====== Dataset records ======

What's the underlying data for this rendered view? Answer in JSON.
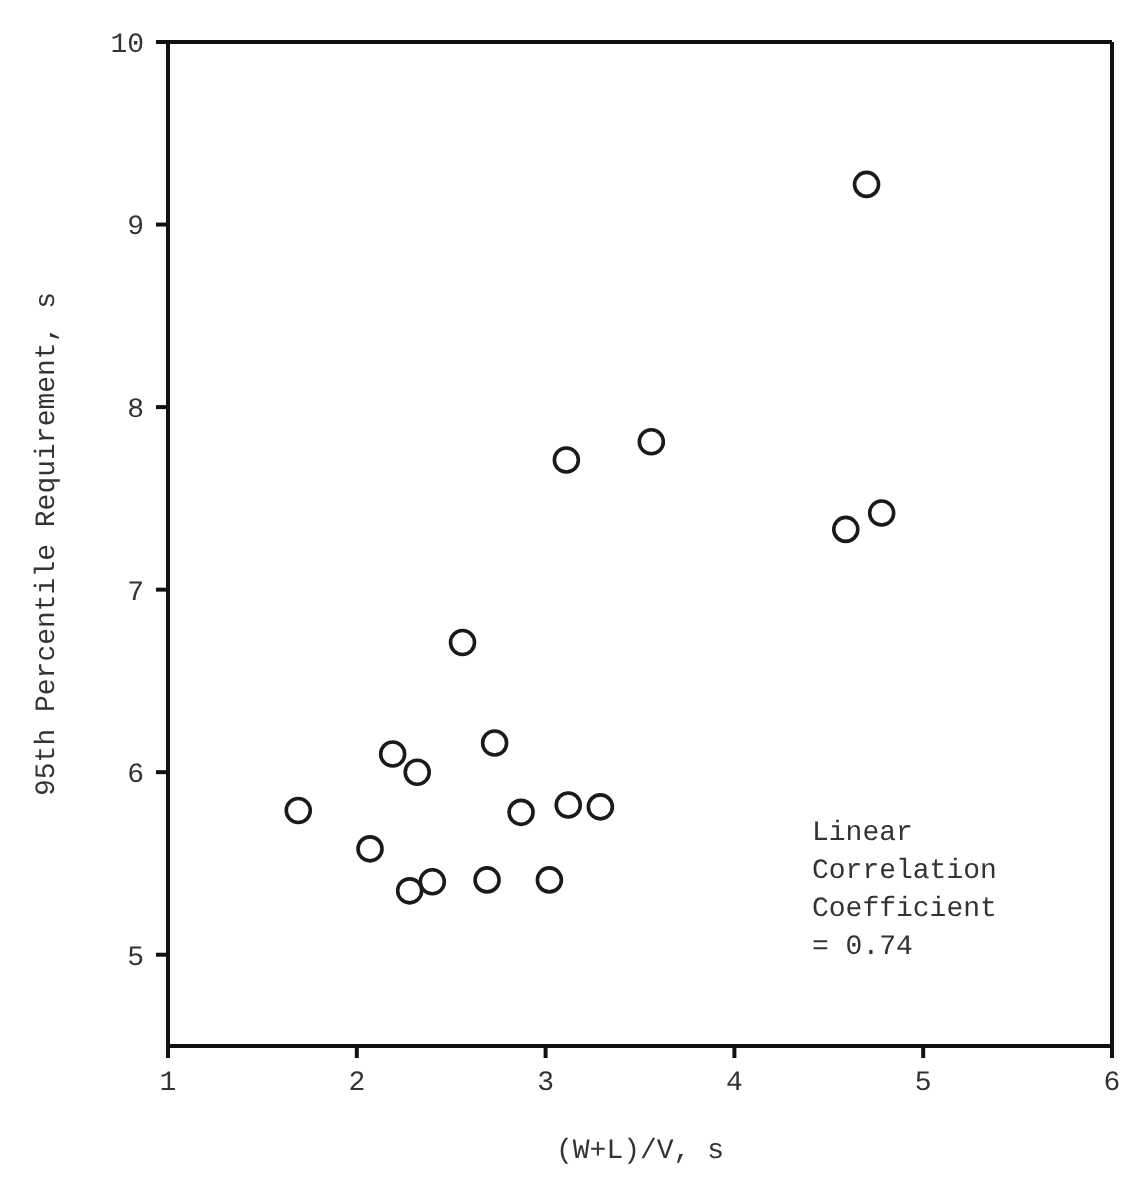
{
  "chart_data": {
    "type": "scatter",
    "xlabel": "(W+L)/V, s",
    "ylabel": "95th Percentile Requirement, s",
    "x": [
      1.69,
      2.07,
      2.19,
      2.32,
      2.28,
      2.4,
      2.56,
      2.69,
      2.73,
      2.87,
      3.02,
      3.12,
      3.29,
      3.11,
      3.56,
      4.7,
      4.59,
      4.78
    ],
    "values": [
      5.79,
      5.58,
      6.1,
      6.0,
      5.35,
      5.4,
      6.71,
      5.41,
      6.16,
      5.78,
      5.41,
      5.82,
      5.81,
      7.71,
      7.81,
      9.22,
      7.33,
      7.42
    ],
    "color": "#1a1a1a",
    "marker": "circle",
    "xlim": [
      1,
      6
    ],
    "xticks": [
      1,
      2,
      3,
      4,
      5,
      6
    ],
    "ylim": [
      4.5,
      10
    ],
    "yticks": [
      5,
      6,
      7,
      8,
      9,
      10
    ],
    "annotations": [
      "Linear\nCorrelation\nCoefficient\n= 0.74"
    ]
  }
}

======
====== Dataset records ======

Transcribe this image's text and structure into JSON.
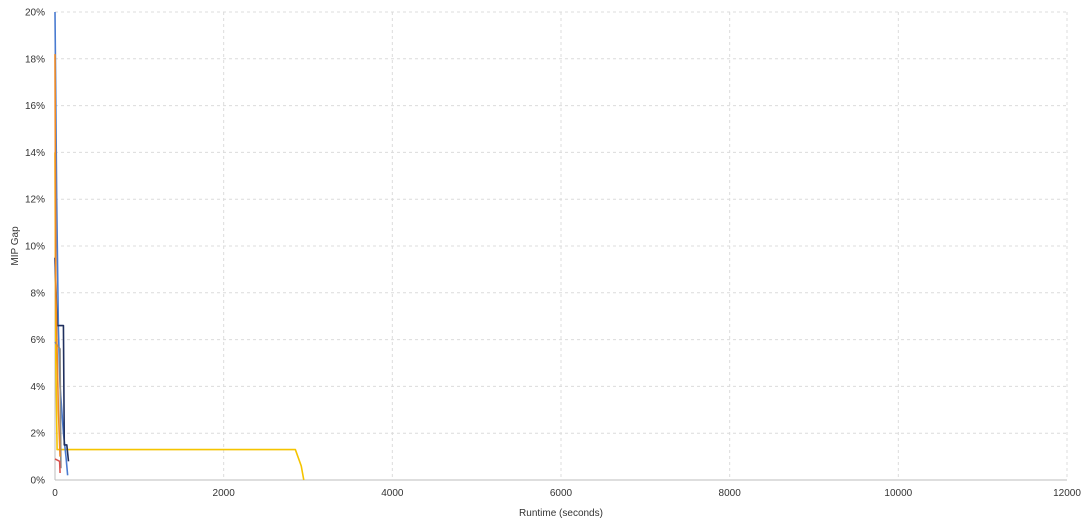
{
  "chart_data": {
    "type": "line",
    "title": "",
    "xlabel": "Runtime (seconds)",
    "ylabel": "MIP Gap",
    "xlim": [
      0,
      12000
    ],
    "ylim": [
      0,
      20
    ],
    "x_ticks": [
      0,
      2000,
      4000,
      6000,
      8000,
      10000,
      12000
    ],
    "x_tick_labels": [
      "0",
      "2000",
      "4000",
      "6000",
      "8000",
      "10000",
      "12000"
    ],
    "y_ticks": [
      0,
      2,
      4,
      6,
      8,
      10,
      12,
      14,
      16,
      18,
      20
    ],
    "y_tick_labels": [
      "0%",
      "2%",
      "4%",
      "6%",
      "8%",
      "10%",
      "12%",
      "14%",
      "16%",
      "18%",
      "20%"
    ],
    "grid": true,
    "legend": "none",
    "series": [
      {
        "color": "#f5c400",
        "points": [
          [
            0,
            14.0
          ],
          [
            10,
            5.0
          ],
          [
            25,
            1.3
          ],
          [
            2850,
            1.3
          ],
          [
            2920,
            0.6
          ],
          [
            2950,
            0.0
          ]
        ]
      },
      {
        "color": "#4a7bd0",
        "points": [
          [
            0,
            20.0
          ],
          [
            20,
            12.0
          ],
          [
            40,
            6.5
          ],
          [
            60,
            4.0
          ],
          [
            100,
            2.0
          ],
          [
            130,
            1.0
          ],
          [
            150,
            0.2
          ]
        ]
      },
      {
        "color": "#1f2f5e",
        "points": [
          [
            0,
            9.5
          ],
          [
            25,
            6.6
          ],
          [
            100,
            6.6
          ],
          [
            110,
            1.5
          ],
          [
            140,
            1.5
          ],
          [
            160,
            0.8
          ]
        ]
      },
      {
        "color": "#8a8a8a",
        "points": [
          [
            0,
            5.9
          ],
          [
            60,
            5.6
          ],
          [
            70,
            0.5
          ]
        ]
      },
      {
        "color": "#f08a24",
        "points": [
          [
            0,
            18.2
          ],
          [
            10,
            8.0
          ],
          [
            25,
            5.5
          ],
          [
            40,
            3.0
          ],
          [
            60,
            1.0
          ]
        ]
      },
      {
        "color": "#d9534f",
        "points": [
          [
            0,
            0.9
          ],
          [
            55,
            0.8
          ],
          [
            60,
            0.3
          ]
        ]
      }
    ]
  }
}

======
====== Dataset records ======

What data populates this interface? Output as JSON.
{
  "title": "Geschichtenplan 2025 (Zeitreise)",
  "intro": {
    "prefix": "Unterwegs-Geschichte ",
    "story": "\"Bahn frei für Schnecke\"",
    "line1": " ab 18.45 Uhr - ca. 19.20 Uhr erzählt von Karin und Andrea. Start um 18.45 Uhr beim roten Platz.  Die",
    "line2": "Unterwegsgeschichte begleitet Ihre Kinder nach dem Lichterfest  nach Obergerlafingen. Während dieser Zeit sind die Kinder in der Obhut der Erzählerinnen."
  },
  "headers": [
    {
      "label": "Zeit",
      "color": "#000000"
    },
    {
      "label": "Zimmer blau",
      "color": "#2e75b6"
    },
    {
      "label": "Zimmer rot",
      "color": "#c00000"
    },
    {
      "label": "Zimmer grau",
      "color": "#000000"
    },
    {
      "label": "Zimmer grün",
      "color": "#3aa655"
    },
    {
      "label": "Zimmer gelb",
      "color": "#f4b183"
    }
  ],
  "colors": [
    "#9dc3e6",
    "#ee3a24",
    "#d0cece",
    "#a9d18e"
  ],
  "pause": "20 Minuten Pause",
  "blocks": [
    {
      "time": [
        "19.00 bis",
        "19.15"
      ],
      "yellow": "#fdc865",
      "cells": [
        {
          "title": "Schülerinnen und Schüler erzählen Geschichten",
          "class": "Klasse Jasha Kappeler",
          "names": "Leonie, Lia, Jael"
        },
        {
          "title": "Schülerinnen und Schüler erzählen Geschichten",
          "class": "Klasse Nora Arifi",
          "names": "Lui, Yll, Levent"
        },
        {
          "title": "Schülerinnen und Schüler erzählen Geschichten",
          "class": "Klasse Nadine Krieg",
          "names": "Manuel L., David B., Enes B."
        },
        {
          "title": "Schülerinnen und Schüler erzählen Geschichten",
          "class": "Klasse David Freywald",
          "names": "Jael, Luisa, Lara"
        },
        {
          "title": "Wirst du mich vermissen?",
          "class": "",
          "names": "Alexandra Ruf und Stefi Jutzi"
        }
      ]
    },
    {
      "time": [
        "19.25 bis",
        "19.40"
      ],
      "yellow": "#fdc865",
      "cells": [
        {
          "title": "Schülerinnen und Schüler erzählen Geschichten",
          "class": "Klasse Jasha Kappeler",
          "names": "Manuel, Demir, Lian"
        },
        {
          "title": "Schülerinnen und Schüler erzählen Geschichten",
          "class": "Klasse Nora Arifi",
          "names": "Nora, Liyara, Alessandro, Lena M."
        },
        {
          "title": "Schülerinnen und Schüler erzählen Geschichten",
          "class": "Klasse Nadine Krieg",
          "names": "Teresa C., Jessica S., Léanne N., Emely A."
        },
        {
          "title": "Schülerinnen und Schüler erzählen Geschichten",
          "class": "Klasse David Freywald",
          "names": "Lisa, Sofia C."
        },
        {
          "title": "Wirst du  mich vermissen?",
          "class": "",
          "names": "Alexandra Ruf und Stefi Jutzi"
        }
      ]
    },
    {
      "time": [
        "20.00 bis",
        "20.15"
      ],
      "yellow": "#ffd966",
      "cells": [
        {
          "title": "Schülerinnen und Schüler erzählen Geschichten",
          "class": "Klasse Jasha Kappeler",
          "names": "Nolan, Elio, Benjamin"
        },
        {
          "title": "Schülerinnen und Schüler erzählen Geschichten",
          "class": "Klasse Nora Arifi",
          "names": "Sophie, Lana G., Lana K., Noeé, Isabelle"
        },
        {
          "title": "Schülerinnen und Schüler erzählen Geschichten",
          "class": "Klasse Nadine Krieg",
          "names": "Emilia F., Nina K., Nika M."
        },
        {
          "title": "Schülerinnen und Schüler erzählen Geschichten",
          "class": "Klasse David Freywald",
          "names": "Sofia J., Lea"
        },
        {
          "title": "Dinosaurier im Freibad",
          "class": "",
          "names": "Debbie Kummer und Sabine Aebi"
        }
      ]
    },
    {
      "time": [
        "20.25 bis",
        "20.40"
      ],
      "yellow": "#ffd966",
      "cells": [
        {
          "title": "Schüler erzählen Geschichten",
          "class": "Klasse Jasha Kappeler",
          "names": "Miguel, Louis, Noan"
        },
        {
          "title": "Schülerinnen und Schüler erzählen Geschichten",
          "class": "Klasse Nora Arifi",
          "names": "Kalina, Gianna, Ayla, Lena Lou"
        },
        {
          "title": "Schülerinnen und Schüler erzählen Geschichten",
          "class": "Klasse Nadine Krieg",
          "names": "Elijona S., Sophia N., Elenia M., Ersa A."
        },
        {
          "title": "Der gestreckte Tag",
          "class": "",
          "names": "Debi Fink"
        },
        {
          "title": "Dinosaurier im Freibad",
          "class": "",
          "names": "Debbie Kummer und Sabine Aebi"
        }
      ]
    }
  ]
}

======

What you should do
For each line in the data above that contains the string "Jael", extract the line.

Output of the task
          "names": "Leonie, Lia, Jael"
          "names": "Jael, Luisa, Lara"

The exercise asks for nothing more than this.